↓
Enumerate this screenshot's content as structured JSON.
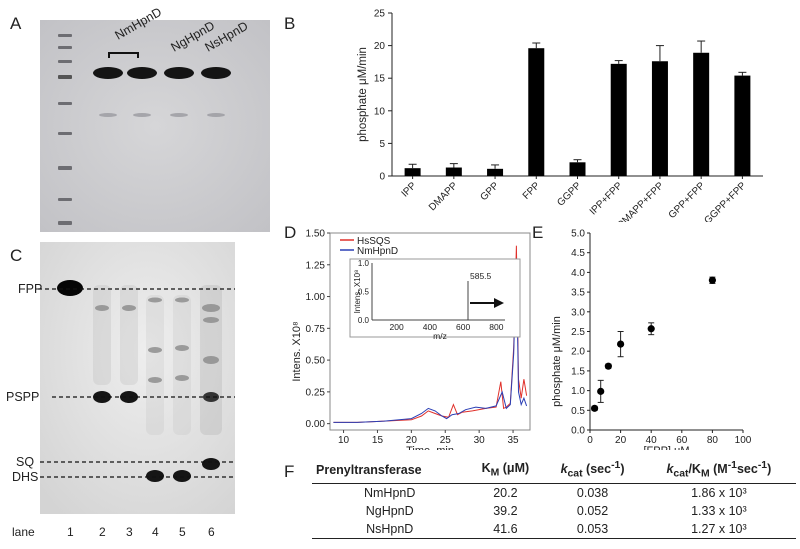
{
  "panels": {
    "A": {
      "letter": "A",
      "lane_labels": [
        "NmHpnD",
        "NgHpnD",
        "NsHpnD"
      ]
    },
    "B": {
      "letter": "B"
    },
    "C": {
      "letter": "C",
      "band_labels": [
        "FPP",
        "PSPP",
        "SQ",
        "DHS"
      ],
      "lane_title": "lane",
      "lanes": [
        "1",
        "2",
        "3",
        "4",
        "5",
        "6"
      ]
    },
    "D": {
      "letter": "D",
      "legend": [
        "HsSQS",
        "NmHpnD"
      ],
      "inset": {
        "ylabel": "Intens. X10⁸",
        "xlabel": "m/z",
        "peak_label": "585.5",
        "yticks": [
          "0.0",
          "0.5",
          "1.0"
        ],
        "xticks": [
          "200",
          "400",
          "600",
          "800"
        ]
      }
    },
    "E": {
      "letter": "E"
    },
    "F": {
      "letter": "F",
      "headers": [
        "Prenyltransferase",
        "KM (μM)",
        "kcat (sec⁻¹)",
        "kcat/KM (M⁻¹sec⁻¹)"
      ],
      "rows": [
        [
          "NmHpnD",
          "20.2",
          "0.038",
          "1.86 x 10³"
        ],
        [
          "NgHpnD",
          "39.2",
          "0.052",
          "1.33 x 10³"
        ],
        [
          "NsHpnD",
          "41.6",
          "0.053",
          "1.27 x 10³"
        ]
      ]
    }
  },
  "chart_data": [
    {
      "panel": "B",
      "type": "bar",
      "categories": [
        "IPP",
        "DMAPP",
        "GPP",
        "FPP",
        "GGPP",
        "IPP+FPP",
        "DMAPP+FPP",
        "GPP+FPP",
        "GGPP+FPP"
      ],
      "values": [
        1.2,
        1.3,
        1.1,
        19.6,
        2.1,
        17.2,
        17.6,
        18.9,
        15.4
      ],
      "errors": [
        0.6,
        0.6,
        0.6,
        0.8,
        0.4,
        0.5,
        2.4,
        1.8,
        0.5
      ],
      "ylabel": "phosphate μM/min",
      "ylim": [
        0,
        25
      ],
      "yticks": [
        0,
        5,
        10,
        15,
        20,
        25
      ],
      "color": "#000000"
    },
    {
      "panel": "D",
      "type": "line",
      "xlabel": "Time, min",
      "ylabel": "Intens. X10⁸",
      "xlim": [
        8,
        37.5
      ],
      "ylim": [
        -0.05,
        1.5
      ],
      "xticks": [
        10,
        15,
        20,
        25,
        30,
        35
      ],
      "yticks": [
        "0.00",
        "0.25",
        "0.50",
        "0.75",
        "1.00",
        "1.25",
        "1.50"
      ],
      "series": [
        {
          "name": "HsSQS",
          "color": "#e0302a",
          "x": [
            8.5,
            12,
            16,
            20,
            21.5,
            22.5,
            23.5,
            24.5,
            25.5,
            26.2,
            26.8,
            27.5,
            29,
            31,
            32.5,
            33.2,
            33.6,
            34,
            34.6,
            35.1,
            35.5,
            35.8,
            36.2,
            36.6,
            37
          ],
          "y": [
            0.01,
            0.01,
            0.02,
            0.03,
            0.06,
            0.1,
            0.08,
            0.06,
            0.05,
            0.15,
            0.07,
            0.09,
            0.1,
            0.12,
            0.13,
            0.33,
            0.12,
            0.13,
            0.16,
            0.6,
            1.4,
            0.35,
            0.2,
            0.35,
            0.22
          ]
        },
        {
          "name": "NmHpnD",
          "color": "#2b3fb5",
          "x": [
            8.5,
            12,
            16,
            20,
            21.5,
            22.5,
            23.5,
            24.5,
            25.2,
            26,
            27,
            28,
            29.5,
            31,
            32.5,
            33.4,
            34,
            34.6,
            35.1,
            35.5,
            35.8,
            36.2,
            36.6,
            37
          ],
          "y": [
            0.01,
            0.01,
            0.02,
            0.04,
            0.08,
            0.12,
            0.1,
            0.06,
            0.04,
            0.07,
            0.08,
            0.11,
            0.13,
            0.12,
            0.14,
            0.25,
            0.12,
            0.15,
            0.55,
            1.3,
            0.25,
            0.15,
            0.2,
            0.14
          ]
        }
      ]
    },
    {
      "panel": "E",
      "type": "scatter",
      "xlabel": "[FPP] μM",
      "ylabel": "phosphate μM/min",
      "xlim": [
        0,
        100
      ],
      "ylim": [
        0,
        5
      ],
      "xticks": [
        0,
        20,
        40,
        60,
        80,
        100
      ],
      "yticks": [
        "0.0",
        "0.5",
        "1.0",
        "1.5",
        "2.0",
        "2.5",
        "3.0",
        "3.5",
        "4.0",
        "4.5",
        "5.0"
      ],
      "x": [
        3,
        7,
        12,
        20,
        40,
        80
      ],
      "y": [
        0.55,
        0.98,
        1.62,
        2.18,
        2.57,
        3.8
      ],
      "errors": [
        0.05,
        0.28,
        0.05,
        0.32,
        0.15,
        0.08
      ]
    }
  ]
}
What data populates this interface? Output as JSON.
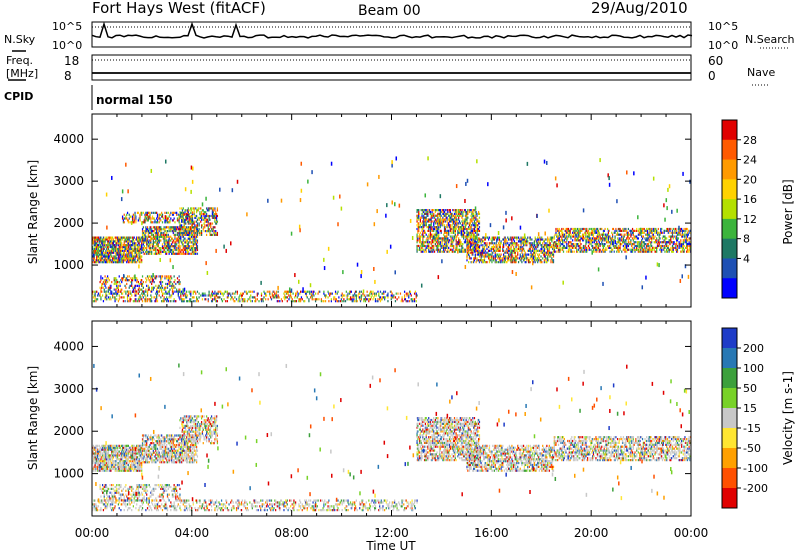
{
  "header": {
    "title": "Fort Hays West (fitACF)",
    "beam": "Beam 00",
    "date": "29/Aug/2010"
  },
  "status_panels": {
    "nsky_label": "N.Sky",
    "nsearch_label": "N.Search",
    "noise_ticks": [
      "10^5",
      "10^0"
    ],
    "freq_label_1": "Freq.",
    "freq_label_2": "[MHz]",
    "freq_ticks": [
      "18",
      "8"
    ],
    "nave_label": "Nave",
    "nave_ticks": [
      "60",
      "0"
    ],
    "cpid_label": "CPID",
    "cpid_value": "normal 150"
  },
  "chart_data": [
    {
      "type": "heatmap",
      "name": "power",
      "ylabel": "Slant Range [km]",
      "y_ticks": [
        1000,
        2000,
        3000,
        4000
      ],
      "ylim": [
        0,
        4600
      ],
      "xlim_hours": [
        0,
        24
      ],
      "colorbar": {
        "label": "Power [dB]",
        "ticks": [
          "28",
          "24",
          "20",
          "16",
          "12",
          "8",
          "4"
        ],
        "colors_top_to_bottom": [
          "#e00000",
          "#ff5a00",
          "#ff9a00",
          "#ffd200",
          "#b4e000",
          "#3cb43c",
          "#1e7864",
          "#1e50b4",
          "#0000ff"
        ]
      },
      "echo_regions": [
        {
          "t0": 0.0,
          "t1": 2.0,
          "r0": 1050,
          "r1": 1650,
          "intensity": 0.75
        },
        {
          "t0": 2.0,
          "t1": 4.2,
          "r0": 1250,
          "r1": 1900,
          "intensity": 0.6
        },
        {
          "t0": 3.5,
          "t1": 5.0,
          "r0": 1700,
          "r1": 2350,
          "intensity": 0.45
        },
        {
          "t0": 0.3,
          "t1": 3.5,
          "r0": 350,
          "r1": 750,
          "intensity": 0.35
        },
        {
          "t0": 1.2,
          "t1": 4.0,
          "r0": 2000,
          "r1": 2250,
          "intensity": 0.4
        },
        {
          "t0": 13.0,
          "t1": 15.5,
          "r0": 1300,
          "r1": 2300,
          "intensity": 0.55
        },
        {
          "t0": 15.0,
          "t1": 18.5,
          "r0": 1050,
          "r1": 1650,
          "intensity": 0.5
        },
        {
          "t0": 18.5,
          "t1": 24.0,
          "r0": 1300,
          "r1": 1850,
          "intensity": 0.5
        },
        {
          "t0": 0.0,
          "t1": 13.0,
          "r0": 120,
          "r1": 380,
          "intensity": 0.3
        }
      ]
    },
    {
      "type": "heatmap",
      "name": "velocity",
      "ylabel": "Slant Range [km]",
      "y_ticks": [
        1000,
        2000,
        3000,
        4000
      ],
      "ylim": [
        0,
        4600
      ],
      "xlim_hours": [
        0,
        24
      ],
      "xlabel": "Time UT",
      "x_ticks": [
        "00:00",
        "04:00",
        "08:00",
        "12:00",
        "16:00",
        "20:00",
        "00:00"
      ],
      "colorbar": {
        "label": "Velocity [m s-1]",
        "ticks": [
          "200",
          "100",
          "50",
          "15",
          "-15",
          "-50",
          "-100",
          "-200"
        ],
        "colors_top_to_bottom": [
          "#1e3cc8",
          "#2878b4",
          "#3ca03c",
          "#78d228",
          "#c8c8c8",
          "#ffe632",
          "#ffa000",
          "#ff5000",
          "#e00000"
        ]
      },
      "echo_regions": [
        {
          "t0": 0.0,
          "t1": 2.0,
          "r0": 1050,
          "r1": 1650,
          "intensity": 0.75
        },
        {
          "t0": 2.0,
          "t1": 4.2,
          "r0": 1250,
          "r1": 1900,
          "intensity": 0.6
        },
        {
          "t0": 3.5,
          "t1": 5.0,
          "r0": 1700,
          "r1": 2350,
          "intensity": 0.45
        },
        {
          "t0": 0.3,
          "t1": 3.5,
          "r0": 350,
          "r1": 750,
          "intensity": 0.35
        },
        {
          "t0": 13.0,
          "t1": 15.5,
          "r0": 1300,
          "r1": 2300,
          "intensity": 0.55
        },
        {
          "t0": 15.0,
          "t1": 18.5,
          "r0": 1050,
          "r1": 1650,
          "intensity": 0.5
        },
        {
          "t0": 18.5,
          "t1": 24.0,
          "r0": 1300,
          "r1": 1850,
          "intensity": 0.5
        },
        {
          "t0": 0.0,
          "t1": 13.0,
          "r0": 120,
          "r1": 380,
          "intensity": 0.3
        }
      ]
    }
  ]
}
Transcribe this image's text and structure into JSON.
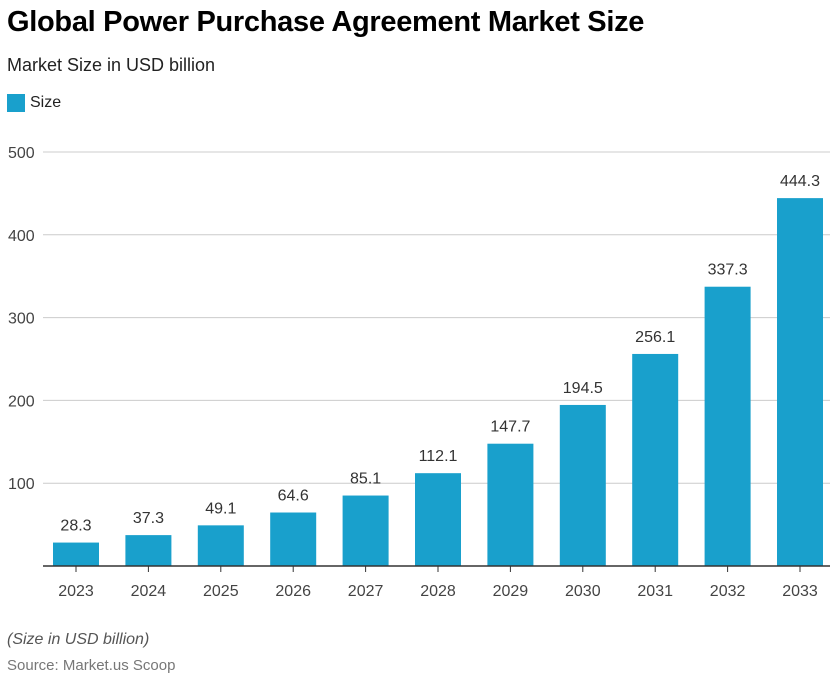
{
  "title": "Global Power Purchase Agreement Market Size",
  "subtitle": "Market Size in USD billion",
  "note": "(Size in USD billion)",
  "source": "Source: Market.us Scoop",
  "chart_data": {
    "type": "bar",
    "title": "Global Power Purchase Agreement Market Size",
    "subtitle": "Market Size in USD billion",
    "xlabel": "",
    "ylabel": "",
    "categories": [
      "2023",
      "2024",
      "2025",
      "2026",
      "2027",
      "2028",
      "2029",
      "2030",
      "2031",
      "2032",
      "2033"
    ],
    "series": [
      {
        "name": "Size",
        "values": [
          28.3,
          37.3,
          49.1,
          64.6,
          85.1,
          112.1,
          147.7,
          194.5,
          256.1,
          337.3,
          444.3
        ],
        "color": "#19a0cc"
      }
    ],
    "ylim": [
      0,
      500
    ],
    "yticks": [
      100,
      200,
      300,
      400,
      500
    ],
    "grid": true,
    "legend": "top-left"
  }
}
↑
Each line with the string "subtitle" in it needs to be found and copied.

  "subtitle": "Market Size in USD billion",
    "subtitle": "Market Size in USD billion",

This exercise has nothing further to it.